What is needed – Count only the lines of the records that hold "O泡果奶味饮料", then give the number without any other words.

Material supplied –
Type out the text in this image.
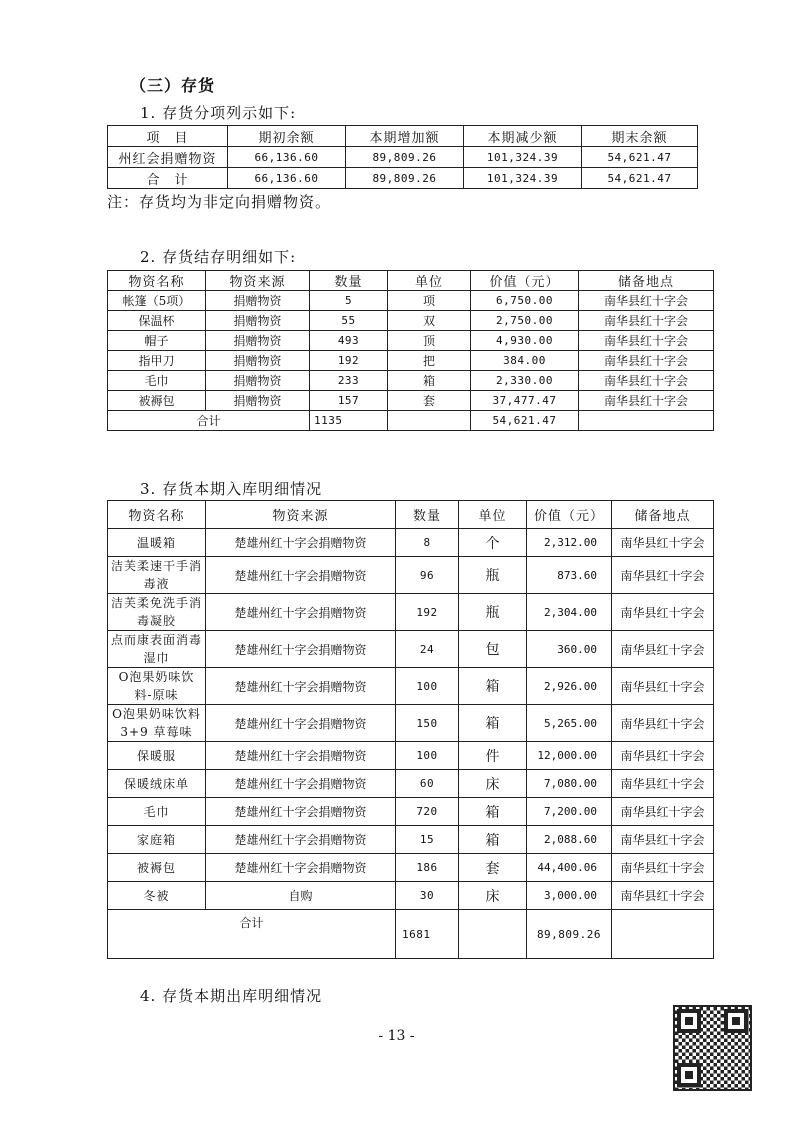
（三）存货
1. 存货分项列示如下:
项　目	期初余额	本期增加额	本期减少额	期末余额
州红会捐赠物资	66,136.60	89,809.26	101,324.39	54,621.47
合　计	66,136.60	89,809.26	101,324.39	54,621.47
注：存货均为非定向捐赠物资。
2. 存货结存明细如下:
物资名称	物资来源	数量	单位	价值（元）	储备地点
帐篷（5项）	捐赠物资	5	项	6,750.00	南华县红十字会
保温杯	捐赠物资	55	双	2,750.00	南华县红十字会
帽子	捐赠物资	493	顶	4,930.00	南华县红十字会
指甲刀	捐赠物资	192	把	384.00	南华县红十字会
毛巾	捐赠物资	233	箱	2,330.00	南华县红十字会
被褥包	捐赠物资	157	套	37,477.47	南华县红十字会
合计		1135		54,621.47	
3. 存货本期入库明细情况
物资名称	物资来源	数量	单位	价值（元）	储备地点
温暖箱	楚雄州红十字会捐赠物资	8	个	2,312.00	南华县红十字会
洁芙柔速干手消毒液	楚雄州红十字会捐赠物资	96	瓶	873.60	南华县红十字会
洁芙柔免洗手消毒凝胶	楚雄州红十字会捐赠物资	192	瓶	2,304.00	南华县红十字会
点而康表面消毒湿巾	楚雄州红十字会捐赠物资	24	包	360.00	南华县红十字会
O泡果奶味饮料-原味	楚雄州红十字会捐赠物资	100	箱	2,926.00	南华县红十字会
O泡果奶味饮料 3+9 草莓味	楚雄州红十字会捐赠物资	150	箱	5,265.00	南华县红十字会
保暖服	楚雄州红十字会捐赠物资	100	件	12,000.00	南华县红十字会
保暖绒床单	楚雄州红十字会捐赠物资	60	床	7,080.00	南华县红十字会
毛巾	楚雄州红十字会捐赠物资	720	箱	7,200.00	南华县红十字会
家庭箱	楚雄州红十字会捐赠物资	15	箱	2,088.60	南华县红十字会
被褥包	楚雄州红十字会捐赠物资	186	套	44,400.06	南华县红十字会
冬被	自购	30	床	3,000.00	南华县红十字会
合计		1681		89,809.26	
4. 存货本期出库明细情况
- 13 -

Final result – 2